╭─ Supplied information
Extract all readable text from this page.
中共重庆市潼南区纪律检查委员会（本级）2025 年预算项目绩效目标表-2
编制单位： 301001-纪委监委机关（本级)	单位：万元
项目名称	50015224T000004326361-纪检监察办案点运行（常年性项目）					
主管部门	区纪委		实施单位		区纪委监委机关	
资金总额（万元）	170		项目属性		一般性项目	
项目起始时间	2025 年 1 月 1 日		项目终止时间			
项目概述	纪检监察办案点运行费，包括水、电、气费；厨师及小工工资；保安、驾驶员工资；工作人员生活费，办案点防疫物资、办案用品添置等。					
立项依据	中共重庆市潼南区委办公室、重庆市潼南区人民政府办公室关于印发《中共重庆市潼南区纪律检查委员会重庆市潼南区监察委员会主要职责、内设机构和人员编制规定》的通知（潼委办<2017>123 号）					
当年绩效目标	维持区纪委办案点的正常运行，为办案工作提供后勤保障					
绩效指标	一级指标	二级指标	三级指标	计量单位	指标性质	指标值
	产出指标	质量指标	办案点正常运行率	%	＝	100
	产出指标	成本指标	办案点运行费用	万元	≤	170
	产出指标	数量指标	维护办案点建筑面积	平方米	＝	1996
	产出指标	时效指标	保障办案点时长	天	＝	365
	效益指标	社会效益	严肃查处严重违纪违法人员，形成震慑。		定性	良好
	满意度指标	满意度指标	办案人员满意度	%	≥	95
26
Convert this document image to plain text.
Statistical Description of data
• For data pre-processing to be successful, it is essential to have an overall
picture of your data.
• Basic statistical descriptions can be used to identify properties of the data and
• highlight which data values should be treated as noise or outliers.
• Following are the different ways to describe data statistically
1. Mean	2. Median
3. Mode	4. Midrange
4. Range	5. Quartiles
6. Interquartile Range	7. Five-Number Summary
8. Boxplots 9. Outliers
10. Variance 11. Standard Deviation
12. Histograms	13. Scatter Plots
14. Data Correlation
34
╰─
▶ Given request: Find each line in the records holding the string "text" and show it.

▶ Solution to this exercise:
Extract all readable text from this page.
Convert this document image to plain text.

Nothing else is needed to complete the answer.